## BRIEF
Omit every image, and transcribe the remaining entries exactly as given.

## SUPPLIED DATA
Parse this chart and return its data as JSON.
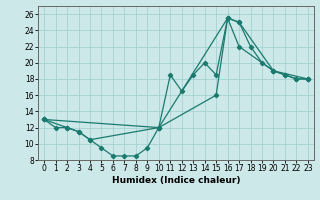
{
  "xlabel": "Humidex (Indice chaleur)",
  "xlim": [
    -0.5,
    23.5
  ],
  "ylim": [
    8,
    27
  ],
  "yticks": [
    8,
    10,
    12,
    14,
    16,
    18,
    20,
    22,
    24,
    26
  ],
  "xticks": [
    0,
    1,
    2,
    3,
    4,
    5,
    6,
    7,
    8,
    9,
    10,
    11,
    12,
    13,
    14,
    15,
    16,
    17,
    18,
    19,
    20,
    21,
    22,
    23
  ],
  "bg_color": "#cce8e8",
  "line_color": "#1a7a6e",
  "line1_x": [
    0,
    1,
    2,
    3,
    4,
    5,
    6,
    7,
    8,
    9,
    10,
    11,
    12,
    13,
    14,
    15,
    16,
    17,
    18,
    19,
    20,
    21,
    22,
    23
  ],
  "line1_y": [
    13,
    12,
    12,
    11.5,
    10.5,
    9.5,
    8.5,
    8.5,
    8.5,
    9.5,
    12,
    18.5,
    16.5,
    18.5,
    20,
    18.5,
    25.5,
    25,
    22,
    20,
    19,
    18.5,
    18,
    18
  ],
  "line2_x": [
    0,
    2,
    3,
    4,
    10,
    15,
    16,
    17,
    20,
    21,
    22,
    23
  ],
  "line2_y": [
    13,
    12,
    11.5,
    10.5,
    12,
    16,
    25.5,
    25,
    19,
    18.5,
    18,
    18
  ],
  "line3_x": [
    0,
    10,
    16,
    17,
    20,
    23
  ],
  "line3_y": [
    13,
    12,
    25.5,
    22,
    19,
    18
  ]
}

## THE SOLUTION
Parse this chart and return its data as JSON.
{
  "xlabel": "Humidex (Indice chaleur)",
  "xlim": [
    -0.5,
    23.5
  ],
  "ylim": [
    8,
    27
  ],
  "yticks": [
    8,
    10,
    12,
    14,
    16,
    18,
    20,
    22,
    24,
    26
  ],
  "xticks": [
    0,
    1,
    2,
    3,
    4,
    5,
    6,
    7,
    8,
    9,
    10,
    11,
    12,
    13,
    14,
    15,
    16,
    17,
    18,
    19,
    20,
    21,
    22,
    23
  ],
  "bg_color": "#cce8e8",
  "line_color": "#1a7a6e",
  "line1_x": [
    0,
    1,
    2,
    3,
    4,
    5,
    6,
    7,
    8,
    9,
    10,
    11,
    12,
    13,
    14,
    15,
    16,
    17,
    18,
    19,
    20,
    21,
    22,
    23
  ],
  "line1_y": [
    13,
    12,
    12,
    11.5,
    10.5,
    9.5,
    8.5,
    8.5,
    8.5,
    9.5,
    12,
    18.5,
    16.5,
    18.5,
    20,
    18.5,
    25.5,
    25,
    22,
    20,
    19,
    18.5,
    18,
    18
  ],
  "line2_x": [
    0,
    2,
    3,
    4,
    10,
    15,
    16,
    17,
    20,
    21,
    22,
    23
  ],
  "line2_y": [
    13,
    12,
    11.5,
    10.5,
    12,
    16,
    25.5,
    25,
    19,
    18.5,
    18,
    18
  ],
  "line3_x": [
    0,
    10,
    16,
    17,
    20,
    23
  ],
  "line3_y": [
    13,
    12,
    25.5,
    22,
    19,
    18
  ]
}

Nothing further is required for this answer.